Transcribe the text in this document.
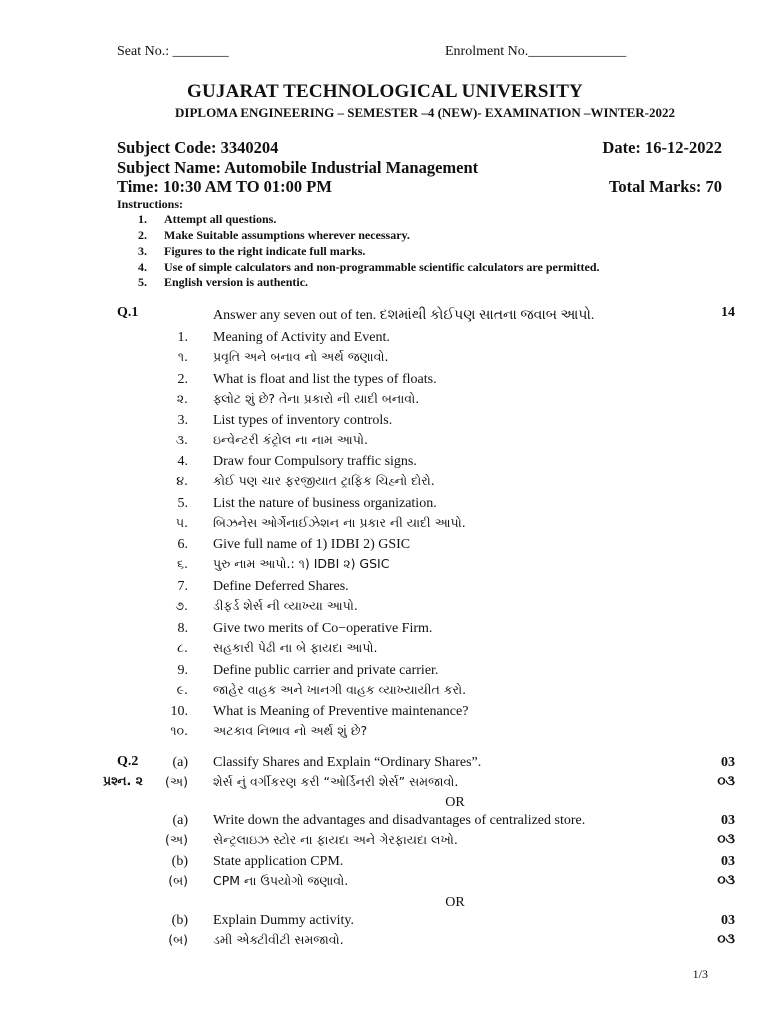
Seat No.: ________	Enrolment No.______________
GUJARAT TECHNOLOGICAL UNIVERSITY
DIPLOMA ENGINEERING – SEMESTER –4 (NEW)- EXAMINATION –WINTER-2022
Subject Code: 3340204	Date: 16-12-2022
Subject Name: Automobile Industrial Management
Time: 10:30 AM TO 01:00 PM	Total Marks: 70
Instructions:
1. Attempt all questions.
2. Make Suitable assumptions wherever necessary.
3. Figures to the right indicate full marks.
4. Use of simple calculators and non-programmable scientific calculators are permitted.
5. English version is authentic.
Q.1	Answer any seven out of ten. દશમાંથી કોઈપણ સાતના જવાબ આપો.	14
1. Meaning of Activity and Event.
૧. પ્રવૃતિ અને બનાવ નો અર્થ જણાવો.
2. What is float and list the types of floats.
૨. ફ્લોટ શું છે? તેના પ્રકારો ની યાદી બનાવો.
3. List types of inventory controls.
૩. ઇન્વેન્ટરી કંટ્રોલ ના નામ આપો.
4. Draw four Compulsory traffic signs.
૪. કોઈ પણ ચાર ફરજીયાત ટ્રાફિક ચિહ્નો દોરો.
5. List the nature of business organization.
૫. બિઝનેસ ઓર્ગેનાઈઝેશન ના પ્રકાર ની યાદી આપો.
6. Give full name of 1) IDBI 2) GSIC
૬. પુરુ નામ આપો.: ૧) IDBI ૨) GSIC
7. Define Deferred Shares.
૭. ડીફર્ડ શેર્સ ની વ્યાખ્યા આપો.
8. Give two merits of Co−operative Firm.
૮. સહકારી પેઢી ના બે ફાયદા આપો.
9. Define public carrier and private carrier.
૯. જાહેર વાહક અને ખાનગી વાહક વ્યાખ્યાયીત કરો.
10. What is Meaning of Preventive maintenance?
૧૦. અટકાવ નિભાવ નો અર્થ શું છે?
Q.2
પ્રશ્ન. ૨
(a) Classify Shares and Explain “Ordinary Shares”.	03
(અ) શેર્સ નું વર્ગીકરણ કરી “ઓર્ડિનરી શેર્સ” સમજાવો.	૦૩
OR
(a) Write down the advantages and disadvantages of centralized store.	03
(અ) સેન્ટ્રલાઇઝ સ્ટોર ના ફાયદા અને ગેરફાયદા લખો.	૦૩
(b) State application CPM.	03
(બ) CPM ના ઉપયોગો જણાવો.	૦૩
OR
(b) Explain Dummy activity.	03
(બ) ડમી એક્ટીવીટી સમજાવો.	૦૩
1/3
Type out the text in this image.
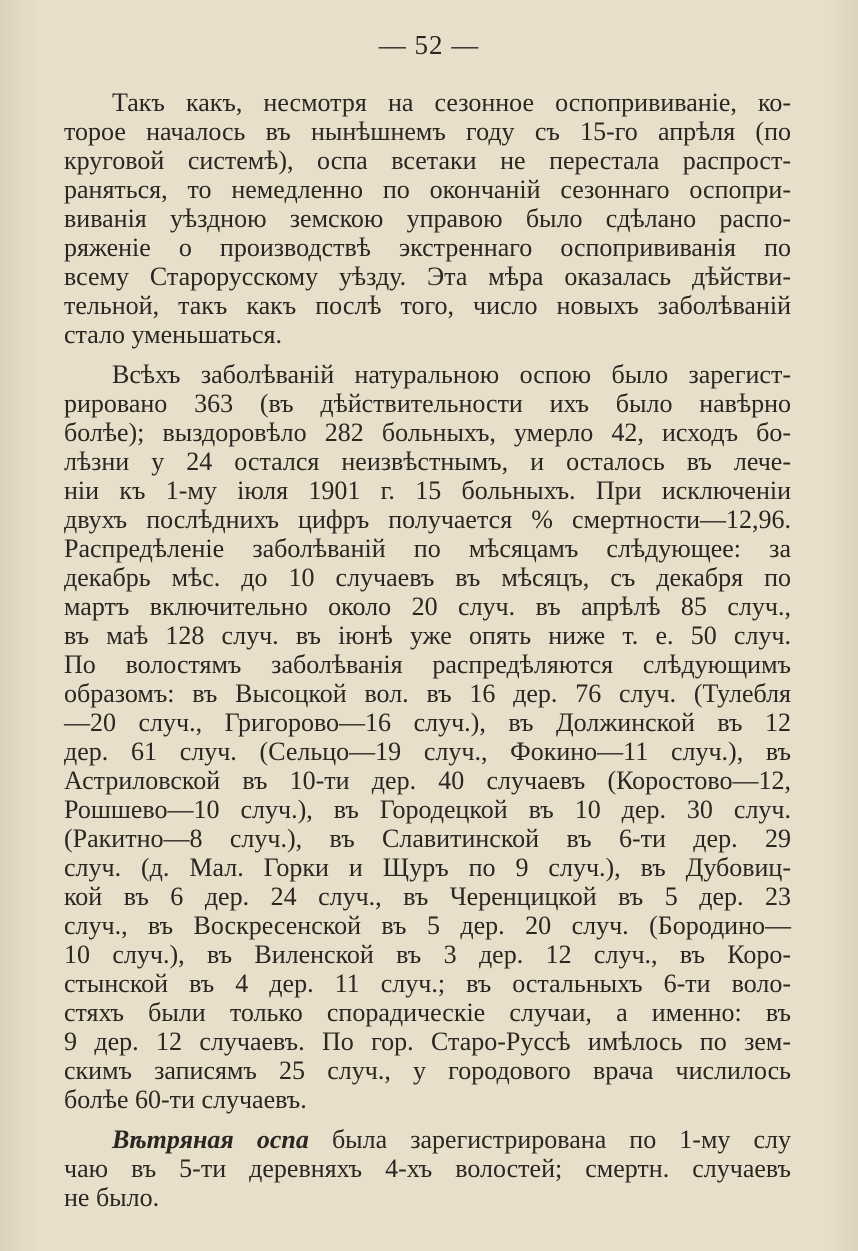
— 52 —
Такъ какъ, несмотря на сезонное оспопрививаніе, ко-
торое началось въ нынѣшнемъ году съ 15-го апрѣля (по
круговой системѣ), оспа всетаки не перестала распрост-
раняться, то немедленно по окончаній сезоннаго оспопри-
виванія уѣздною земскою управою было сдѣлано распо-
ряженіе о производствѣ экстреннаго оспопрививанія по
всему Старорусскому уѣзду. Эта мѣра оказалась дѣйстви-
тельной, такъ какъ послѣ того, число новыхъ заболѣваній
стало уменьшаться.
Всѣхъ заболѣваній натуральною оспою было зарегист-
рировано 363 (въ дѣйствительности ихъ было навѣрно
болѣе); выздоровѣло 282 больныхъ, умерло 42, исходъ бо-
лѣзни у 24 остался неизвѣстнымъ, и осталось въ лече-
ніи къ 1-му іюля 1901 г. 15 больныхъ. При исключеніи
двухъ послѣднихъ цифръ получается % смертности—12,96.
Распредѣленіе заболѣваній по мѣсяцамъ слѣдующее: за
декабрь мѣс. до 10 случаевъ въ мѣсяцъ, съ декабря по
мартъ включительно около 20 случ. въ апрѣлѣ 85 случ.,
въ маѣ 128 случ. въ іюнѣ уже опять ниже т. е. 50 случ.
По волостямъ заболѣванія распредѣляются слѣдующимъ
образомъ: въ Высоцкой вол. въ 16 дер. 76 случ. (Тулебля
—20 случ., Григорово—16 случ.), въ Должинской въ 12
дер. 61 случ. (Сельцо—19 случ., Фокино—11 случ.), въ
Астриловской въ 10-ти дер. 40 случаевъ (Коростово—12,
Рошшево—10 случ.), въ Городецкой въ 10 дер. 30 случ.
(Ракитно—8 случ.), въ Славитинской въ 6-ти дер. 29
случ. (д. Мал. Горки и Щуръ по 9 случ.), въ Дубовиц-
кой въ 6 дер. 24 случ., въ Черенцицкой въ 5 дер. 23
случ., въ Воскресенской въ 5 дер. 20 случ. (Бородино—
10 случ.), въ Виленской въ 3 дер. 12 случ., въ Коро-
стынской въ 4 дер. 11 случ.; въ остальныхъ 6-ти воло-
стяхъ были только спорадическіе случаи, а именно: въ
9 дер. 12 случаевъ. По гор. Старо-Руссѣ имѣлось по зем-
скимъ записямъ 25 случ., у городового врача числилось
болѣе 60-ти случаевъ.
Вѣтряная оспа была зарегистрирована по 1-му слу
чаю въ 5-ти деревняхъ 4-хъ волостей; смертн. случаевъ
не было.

Task brief:
Without the pictures, restate all the entries above exactly.

Exercise solution:
Transcribe the text in this document.
Seat No.: ________	Enrolment No.______________
GUJARAT TECHNOLOGICAL UNIVERSITY
DIPLOMA ENGINEERING – SEMESTER –4 (NEW)- EXAMINATION –WINTER-2022
Subject Code: 3340204	Date: 16-12-2022
Subject Name: Automobile Industrial Management
Time: 10:30 AM TO 01:00 PM	Total Marks: 70
Instructions:
1. Attempt all questions.
2. Make Suitable assumptions wherever necessary.
3. Figures to the right indicate full marks.
4. Use of simple calculators and non-programmable scientific calculators are permitted.
5. English version is authentic.
Q.1	Answer any seven out of ten. દશમાંથી કોઈપણ સાતના જવાબ આપો.	14
1. Meaning of Activity and Event.
૧. પ્રવૃતિ અને બનાવ નો અર્થ જણાવો.
2. What is float and list the types of floats.
૨. ફ્લોટ શું છે? તેના પ્રકારો ની યાદી બનાવો.
3. List types of inventory controls.
૩. ઇન્વેન્ટરી કંટ્રોલ ના નામ આપો.
4. Draw four Compulsory traffic signs.
૪. કોઈ પણ ચાર ફરજીયાત ટ્રાફિક ચિહ્નો દોરો.
5. List the nature of business organization.
૫. બિઝનેસ ઓર્ગેનાઈઝેશન ના પ્રકાર ની યાદી આપો.
6. Give full name of 1) IDBI 2) GSIC
૬. પુરુ નામ આપો.: ૧) IDBI ૨) GSIC
7. Define Deferred Shares.
૭. ડીફર્ડ શેર્સ ની વ્યાખ્યા આપો.
8. Give two merits of Co−operative Firm.
૮. સહકારી પેઢી ના બે ફાયદા આપો.
9. Define public carrier and private carrier.
૯. જાહેર વાહક અને ખાનગી વાહક વ્યાખ્યાયીત કરો.
10. What is Meaning of Preventive maintenance?
૧૦. અટકાવ નિભાવ નો અર્થ શું છે?
Q.2
પ્રશ્ન. ૨
(a) Classify Shares and Explain “Ordinary Shares”.	03
(અ) શેર્સ નું વર્ગીકરણ કરી “ઓર્ડિનરી શેર્સ” સમજાવો.	૦૩
OR
(a) Write down the advantages and disadvantages of centralized store.	03
(અ) સેન્ટ્રલાઇઝ સ્ટોર ના ફાયદા અને ગેરફાયદા લખો.	૦૩
(b) State application CPM.	03
(બ) CPM ના ઉપયોગો જણાવો.	૦૩
OR
(b) Explain Dummy activity.	03
(બ) ડમી એક્ટીવીટી સમજાવો.	૦૩
1/3
Type out the text in this image.
— 52 —
Такъ какъ, несмотря на сезонное оспопрививаніе, ко-
торое началось въ нынѣшнемъ году съ 15-го апрѣля (по
круговой системѣ), оспа всетаки не перестала распрост-
раняться, то немедленно по окончаній сезоннаго оспопри-
виванія уѣздною земскою управою было сдѣлано распо-
ряженіе о производствѣ экстреннаго оспопрививанія по
всему Старорусскому уѣзду. Эта мѣра оказалась дѣйстви-
тельной, такъ какъ послѣ того, число новыхъ заболѣваній
стало уменьшаться.
Всѣхъ заболѣваній натуральною оспою было зарегист-
рировано 363 (въ дѣйствительности ихъ было навѣрно
болѣе); выздоровѣло 282 больныхъ, умерло 42, исходъ бо-
лѣзни у 24 остался неизвѣстнымъ, и осталось въ лече-
ніи къ 1-му іюля 1901 г. 15 больныхъ. При исключеніи
двухъ послѣднихъ цифръ получается % смертности—12,96.
Распредѣленіе заболѣваній по мѣсяцамъ слѣдующее: за
декабрь мѣс. до 10 случаевъ въ мѣсяцъ, съ декабря по
мартъ включительно около 20 случ. въ апрѣлѣ 85 случ.,
въ маѣ 128 случ. въ іюнѣ уже опять ниже т. е. 50 случ.
По волостямъ заболѣванія распредѣляются слѣдующимъ
образомъ: въ Высоцкой вол. въ 16 дер. 76 случ. (Тулебля
—20 случ., Григорово—16 случ.), въ Должинской въ 12
дер. 61 случ. (Сельцо—19 случ., Фокино—11 случ.), въ
Астриловской въ 10-ти дер. 40 случаевъ (Коростово—12,
Рошшево—10 случ.), въ Городецкой въ 10 дер. 30 случ.
(Ракитно—8 случ.), въ Славитинской въ 6-ти дер. 29
случ. (д. Мал. Горки и Щуръ по 9 случ.), въ Дубовиц-
кой въ 6 дер. 24 случ., въ Черенцицкой въ 5 дер. 23
случ., въ Воскресенской въ 5 дер. 20 случ. (Бородино—
10 случ.), въ Виленской въ 3 дер. 12 случ., въ Коро-
стынской въ 4 дер. 11 случ.; въ остальныхъ 6-ти воло-
стяхъ были только спорадическіе случаи, а именно: въ
9 дер. 12 случаевъ. По гор. Старо-Руссѣ имѣлось по зем-
скимъ записямъ 25 случ., у городового врача числилось
болѣе 60-ти случаевъ.
Вѣтряная оспа была зарегистрирована по 1-му слу
чаю въ 5-ти деревняхъ 4-хъ волостей; смертн. случаевъ
не было.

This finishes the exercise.